### Given request
How many lines in the entries below contain "data"? Answer with the number only.

### Supplied material
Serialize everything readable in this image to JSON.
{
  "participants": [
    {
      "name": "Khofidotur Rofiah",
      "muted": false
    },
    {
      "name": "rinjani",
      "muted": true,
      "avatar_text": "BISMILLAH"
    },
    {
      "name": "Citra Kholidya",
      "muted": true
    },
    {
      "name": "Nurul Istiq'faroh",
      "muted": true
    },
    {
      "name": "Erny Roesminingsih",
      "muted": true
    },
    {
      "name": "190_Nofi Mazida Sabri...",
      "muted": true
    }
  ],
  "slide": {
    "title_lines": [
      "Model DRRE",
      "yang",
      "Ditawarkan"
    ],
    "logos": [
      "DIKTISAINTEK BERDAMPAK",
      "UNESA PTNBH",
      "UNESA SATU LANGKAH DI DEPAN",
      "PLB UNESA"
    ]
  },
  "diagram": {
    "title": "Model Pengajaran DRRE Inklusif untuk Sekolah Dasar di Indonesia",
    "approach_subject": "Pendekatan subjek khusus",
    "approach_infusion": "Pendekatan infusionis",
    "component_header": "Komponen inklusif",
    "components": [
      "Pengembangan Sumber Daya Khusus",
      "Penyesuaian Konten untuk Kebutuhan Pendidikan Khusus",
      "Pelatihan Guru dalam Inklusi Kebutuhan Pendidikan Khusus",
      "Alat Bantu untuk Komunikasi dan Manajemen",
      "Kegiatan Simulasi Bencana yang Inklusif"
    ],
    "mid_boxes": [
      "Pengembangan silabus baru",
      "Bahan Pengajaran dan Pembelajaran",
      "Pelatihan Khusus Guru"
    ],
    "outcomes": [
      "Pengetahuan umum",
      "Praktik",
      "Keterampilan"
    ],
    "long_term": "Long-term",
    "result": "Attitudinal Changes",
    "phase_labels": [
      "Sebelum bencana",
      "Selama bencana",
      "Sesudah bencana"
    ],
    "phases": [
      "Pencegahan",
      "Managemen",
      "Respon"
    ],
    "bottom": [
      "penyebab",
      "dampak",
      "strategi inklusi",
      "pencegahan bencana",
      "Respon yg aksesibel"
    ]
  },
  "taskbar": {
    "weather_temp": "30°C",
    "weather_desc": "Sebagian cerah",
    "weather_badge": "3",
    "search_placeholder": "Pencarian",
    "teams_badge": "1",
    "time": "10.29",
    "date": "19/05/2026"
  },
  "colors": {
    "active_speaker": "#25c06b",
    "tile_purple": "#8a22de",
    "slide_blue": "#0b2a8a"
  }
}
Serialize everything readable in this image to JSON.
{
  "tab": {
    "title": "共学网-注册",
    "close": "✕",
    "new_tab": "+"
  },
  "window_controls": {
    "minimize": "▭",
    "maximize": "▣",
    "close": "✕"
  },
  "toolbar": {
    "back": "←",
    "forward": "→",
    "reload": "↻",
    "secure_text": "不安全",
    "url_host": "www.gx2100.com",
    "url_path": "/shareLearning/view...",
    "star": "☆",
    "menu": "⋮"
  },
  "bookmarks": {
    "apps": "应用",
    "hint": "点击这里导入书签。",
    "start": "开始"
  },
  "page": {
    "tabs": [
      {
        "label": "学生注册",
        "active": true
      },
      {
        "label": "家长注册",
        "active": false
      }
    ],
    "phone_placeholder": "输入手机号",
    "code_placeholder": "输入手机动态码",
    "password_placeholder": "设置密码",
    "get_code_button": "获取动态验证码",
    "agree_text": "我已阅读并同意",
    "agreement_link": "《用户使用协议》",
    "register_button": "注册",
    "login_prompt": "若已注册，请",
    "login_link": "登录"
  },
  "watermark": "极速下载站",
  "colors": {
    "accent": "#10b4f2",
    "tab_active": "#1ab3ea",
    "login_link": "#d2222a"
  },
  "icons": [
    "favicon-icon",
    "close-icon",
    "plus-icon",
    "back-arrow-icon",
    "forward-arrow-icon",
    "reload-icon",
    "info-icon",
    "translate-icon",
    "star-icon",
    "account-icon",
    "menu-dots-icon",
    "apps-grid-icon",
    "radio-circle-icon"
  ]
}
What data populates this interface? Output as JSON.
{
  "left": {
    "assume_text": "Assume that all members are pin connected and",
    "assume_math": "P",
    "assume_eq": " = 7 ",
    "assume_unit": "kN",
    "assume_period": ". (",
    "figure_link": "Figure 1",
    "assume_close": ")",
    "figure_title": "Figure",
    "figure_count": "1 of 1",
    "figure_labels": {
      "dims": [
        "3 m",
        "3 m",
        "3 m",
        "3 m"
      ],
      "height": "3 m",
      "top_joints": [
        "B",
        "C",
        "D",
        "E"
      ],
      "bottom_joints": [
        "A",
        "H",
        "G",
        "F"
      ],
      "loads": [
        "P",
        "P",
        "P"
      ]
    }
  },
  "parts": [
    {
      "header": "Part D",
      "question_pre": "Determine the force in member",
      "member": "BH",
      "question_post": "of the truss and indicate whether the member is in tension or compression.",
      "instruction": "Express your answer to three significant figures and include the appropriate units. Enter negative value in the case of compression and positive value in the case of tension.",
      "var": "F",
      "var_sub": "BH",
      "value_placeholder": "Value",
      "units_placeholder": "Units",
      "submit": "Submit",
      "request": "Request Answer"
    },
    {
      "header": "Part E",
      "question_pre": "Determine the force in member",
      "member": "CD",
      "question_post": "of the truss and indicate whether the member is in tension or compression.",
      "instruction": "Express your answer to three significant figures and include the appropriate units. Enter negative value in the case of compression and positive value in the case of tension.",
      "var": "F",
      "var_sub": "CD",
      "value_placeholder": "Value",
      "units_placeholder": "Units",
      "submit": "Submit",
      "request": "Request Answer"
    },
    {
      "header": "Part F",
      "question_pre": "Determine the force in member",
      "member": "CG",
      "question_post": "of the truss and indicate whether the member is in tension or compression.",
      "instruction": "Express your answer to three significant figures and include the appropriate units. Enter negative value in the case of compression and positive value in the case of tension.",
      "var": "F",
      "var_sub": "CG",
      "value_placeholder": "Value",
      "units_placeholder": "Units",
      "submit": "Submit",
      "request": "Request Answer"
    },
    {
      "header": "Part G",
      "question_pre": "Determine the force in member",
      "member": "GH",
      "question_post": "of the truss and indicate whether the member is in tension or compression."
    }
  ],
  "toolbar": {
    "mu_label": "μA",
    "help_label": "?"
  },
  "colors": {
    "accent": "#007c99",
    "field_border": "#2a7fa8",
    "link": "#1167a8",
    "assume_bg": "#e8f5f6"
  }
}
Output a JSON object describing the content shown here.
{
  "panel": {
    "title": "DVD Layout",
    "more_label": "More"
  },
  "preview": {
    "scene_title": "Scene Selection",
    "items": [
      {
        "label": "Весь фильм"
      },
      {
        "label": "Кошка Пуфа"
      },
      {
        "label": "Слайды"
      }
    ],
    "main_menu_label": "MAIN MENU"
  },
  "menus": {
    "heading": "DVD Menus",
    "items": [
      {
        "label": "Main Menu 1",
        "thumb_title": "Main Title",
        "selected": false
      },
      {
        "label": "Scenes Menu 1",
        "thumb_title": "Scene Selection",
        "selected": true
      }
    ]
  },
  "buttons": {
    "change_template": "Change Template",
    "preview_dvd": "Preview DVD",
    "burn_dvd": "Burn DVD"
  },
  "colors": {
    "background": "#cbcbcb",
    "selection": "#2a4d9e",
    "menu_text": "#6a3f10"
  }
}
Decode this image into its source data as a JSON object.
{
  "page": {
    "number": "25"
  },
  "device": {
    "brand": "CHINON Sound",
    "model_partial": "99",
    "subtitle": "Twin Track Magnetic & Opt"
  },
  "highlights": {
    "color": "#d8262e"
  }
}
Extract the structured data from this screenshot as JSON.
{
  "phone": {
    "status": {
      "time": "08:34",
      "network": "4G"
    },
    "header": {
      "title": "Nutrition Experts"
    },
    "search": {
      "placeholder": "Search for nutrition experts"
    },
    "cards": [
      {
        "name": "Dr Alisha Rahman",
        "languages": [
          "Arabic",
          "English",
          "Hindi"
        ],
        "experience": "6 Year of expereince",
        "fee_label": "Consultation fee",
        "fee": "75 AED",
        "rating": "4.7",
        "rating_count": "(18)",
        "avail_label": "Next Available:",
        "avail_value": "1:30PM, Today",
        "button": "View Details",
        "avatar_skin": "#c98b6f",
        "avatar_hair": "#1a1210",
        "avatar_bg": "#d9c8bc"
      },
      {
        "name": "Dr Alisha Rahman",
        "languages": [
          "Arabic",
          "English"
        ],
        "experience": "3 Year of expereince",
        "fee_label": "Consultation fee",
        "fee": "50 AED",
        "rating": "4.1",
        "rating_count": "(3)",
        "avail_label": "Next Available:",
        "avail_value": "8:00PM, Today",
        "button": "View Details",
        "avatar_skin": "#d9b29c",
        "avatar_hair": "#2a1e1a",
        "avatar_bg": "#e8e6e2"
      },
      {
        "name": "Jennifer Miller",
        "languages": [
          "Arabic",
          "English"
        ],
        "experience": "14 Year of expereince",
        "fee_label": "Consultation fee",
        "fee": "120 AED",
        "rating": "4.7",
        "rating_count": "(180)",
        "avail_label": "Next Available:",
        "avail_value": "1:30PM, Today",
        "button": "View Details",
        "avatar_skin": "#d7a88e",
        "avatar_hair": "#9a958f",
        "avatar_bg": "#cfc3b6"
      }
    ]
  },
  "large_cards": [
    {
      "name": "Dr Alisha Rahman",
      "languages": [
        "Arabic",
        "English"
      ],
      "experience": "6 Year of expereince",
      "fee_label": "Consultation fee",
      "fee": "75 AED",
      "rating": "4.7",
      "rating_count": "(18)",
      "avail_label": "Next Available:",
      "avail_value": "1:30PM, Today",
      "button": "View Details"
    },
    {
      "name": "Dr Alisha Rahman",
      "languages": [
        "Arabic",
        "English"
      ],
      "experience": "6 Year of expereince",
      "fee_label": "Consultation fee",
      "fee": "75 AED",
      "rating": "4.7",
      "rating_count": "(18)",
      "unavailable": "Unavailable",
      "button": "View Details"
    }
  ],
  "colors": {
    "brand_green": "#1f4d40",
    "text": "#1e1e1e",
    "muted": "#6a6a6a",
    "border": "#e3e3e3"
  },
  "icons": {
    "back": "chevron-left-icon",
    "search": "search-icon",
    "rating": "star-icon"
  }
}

### Completed exercise
3